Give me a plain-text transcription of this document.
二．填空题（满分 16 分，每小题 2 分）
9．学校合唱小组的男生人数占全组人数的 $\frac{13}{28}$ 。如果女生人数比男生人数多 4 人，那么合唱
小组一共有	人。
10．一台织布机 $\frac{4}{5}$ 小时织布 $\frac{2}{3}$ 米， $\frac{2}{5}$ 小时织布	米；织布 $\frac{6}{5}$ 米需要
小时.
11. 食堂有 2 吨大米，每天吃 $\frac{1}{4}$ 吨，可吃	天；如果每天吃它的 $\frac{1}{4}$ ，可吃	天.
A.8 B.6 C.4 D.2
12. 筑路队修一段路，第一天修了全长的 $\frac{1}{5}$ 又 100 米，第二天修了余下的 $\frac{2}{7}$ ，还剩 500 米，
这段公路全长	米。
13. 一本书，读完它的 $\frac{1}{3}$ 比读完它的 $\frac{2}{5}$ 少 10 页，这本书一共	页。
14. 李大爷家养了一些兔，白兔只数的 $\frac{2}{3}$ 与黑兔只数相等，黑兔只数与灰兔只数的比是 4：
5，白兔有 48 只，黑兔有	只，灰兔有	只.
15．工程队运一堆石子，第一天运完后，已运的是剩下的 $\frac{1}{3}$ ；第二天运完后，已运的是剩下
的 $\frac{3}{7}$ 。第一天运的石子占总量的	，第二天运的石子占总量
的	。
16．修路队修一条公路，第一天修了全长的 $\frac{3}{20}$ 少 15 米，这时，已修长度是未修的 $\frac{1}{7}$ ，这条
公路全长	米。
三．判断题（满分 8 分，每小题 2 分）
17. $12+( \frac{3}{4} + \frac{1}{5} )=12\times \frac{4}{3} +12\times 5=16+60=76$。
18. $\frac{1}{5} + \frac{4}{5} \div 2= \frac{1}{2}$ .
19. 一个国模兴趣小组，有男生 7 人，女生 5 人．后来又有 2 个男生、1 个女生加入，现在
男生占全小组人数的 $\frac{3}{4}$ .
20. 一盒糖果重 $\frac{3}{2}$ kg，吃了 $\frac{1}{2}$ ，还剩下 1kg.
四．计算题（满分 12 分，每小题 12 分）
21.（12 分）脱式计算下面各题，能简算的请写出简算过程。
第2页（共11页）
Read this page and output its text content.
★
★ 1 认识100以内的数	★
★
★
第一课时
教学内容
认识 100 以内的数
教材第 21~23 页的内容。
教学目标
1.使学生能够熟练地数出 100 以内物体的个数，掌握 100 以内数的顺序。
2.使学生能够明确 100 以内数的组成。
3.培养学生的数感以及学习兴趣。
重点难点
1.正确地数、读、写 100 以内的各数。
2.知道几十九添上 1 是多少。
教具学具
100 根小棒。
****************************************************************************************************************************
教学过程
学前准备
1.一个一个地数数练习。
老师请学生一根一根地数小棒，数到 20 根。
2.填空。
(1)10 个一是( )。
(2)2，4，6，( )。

┄┄┄┄┄┄

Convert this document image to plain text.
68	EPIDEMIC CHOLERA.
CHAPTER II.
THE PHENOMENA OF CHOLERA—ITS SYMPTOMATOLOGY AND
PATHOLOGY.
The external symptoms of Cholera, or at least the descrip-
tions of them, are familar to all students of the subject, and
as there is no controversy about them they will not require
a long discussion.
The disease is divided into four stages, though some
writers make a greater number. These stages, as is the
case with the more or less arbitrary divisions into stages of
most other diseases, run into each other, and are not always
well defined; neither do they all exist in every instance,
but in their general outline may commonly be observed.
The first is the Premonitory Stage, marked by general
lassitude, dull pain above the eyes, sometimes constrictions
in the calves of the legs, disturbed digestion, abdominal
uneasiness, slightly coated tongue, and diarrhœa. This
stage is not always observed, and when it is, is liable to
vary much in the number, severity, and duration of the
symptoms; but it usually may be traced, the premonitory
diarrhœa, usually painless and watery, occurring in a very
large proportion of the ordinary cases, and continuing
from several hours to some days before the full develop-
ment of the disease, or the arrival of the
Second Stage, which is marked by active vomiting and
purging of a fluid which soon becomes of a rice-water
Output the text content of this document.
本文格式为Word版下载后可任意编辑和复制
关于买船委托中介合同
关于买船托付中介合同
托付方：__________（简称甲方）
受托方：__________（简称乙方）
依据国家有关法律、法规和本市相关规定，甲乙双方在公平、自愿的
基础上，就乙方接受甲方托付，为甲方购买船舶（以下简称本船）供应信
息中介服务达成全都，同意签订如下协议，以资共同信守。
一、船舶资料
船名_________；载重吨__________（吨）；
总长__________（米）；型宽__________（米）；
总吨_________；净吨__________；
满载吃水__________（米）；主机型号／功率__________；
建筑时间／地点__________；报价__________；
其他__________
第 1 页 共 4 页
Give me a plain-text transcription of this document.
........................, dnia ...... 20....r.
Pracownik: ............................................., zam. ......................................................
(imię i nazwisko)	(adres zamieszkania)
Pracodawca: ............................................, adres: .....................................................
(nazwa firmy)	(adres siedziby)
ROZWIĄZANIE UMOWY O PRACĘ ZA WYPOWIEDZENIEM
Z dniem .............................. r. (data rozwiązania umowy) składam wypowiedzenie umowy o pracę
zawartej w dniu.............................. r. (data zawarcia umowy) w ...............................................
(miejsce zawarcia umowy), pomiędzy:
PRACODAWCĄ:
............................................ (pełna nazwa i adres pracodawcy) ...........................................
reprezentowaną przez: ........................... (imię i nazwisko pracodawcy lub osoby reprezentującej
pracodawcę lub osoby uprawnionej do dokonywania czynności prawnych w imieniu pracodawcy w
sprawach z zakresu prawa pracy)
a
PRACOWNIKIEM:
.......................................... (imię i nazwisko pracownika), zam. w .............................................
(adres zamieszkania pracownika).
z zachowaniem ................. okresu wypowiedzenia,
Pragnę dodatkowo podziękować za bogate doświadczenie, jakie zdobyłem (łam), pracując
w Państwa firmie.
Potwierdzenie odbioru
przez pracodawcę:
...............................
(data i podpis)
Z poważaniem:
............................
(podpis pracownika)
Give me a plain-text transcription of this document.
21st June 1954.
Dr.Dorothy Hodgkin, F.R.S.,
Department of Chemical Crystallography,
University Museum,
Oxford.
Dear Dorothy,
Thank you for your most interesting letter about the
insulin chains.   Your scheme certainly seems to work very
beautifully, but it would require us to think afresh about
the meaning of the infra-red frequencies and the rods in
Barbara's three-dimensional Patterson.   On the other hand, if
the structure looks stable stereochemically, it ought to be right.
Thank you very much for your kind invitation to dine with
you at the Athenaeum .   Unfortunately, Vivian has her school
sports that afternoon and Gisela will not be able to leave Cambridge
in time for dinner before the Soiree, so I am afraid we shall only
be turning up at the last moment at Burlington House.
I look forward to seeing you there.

┄┄┄┄┄┄

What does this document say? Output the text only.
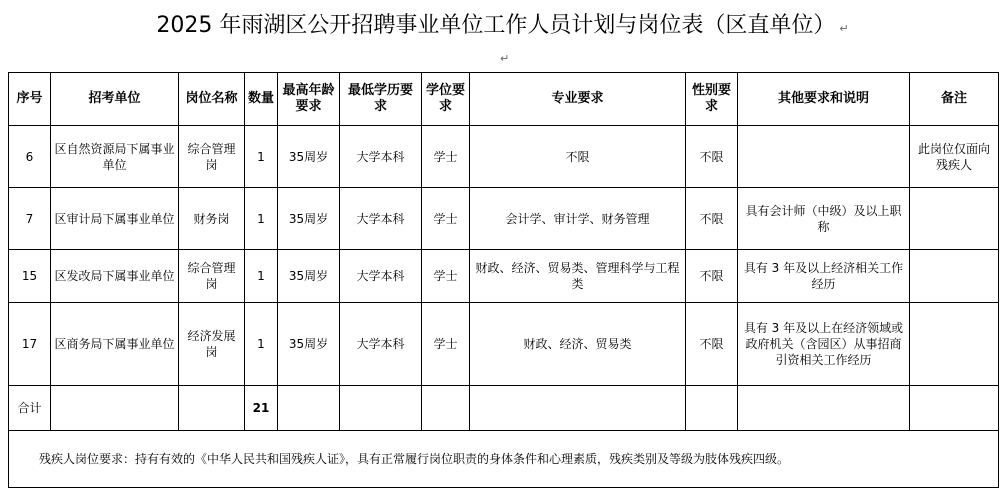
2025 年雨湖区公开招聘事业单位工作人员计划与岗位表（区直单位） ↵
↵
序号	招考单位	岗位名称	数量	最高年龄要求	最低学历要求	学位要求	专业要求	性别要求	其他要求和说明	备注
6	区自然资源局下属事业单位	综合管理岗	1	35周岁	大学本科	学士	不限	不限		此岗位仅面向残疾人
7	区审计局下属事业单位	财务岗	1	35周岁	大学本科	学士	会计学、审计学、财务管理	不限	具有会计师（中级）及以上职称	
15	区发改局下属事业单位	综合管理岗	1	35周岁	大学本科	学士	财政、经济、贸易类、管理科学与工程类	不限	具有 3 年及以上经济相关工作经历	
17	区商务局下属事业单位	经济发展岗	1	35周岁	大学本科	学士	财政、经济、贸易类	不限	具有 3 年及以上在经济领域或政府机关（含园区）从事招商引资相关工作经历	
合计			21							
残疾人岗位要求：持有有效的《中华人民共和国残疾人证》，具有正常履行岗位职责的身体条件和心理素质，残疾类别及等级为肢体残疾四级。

┄┄┄┄┄┄

Count the lines of the data that include the string "into", and give only that number.

> **WRITTEN REPLY**
3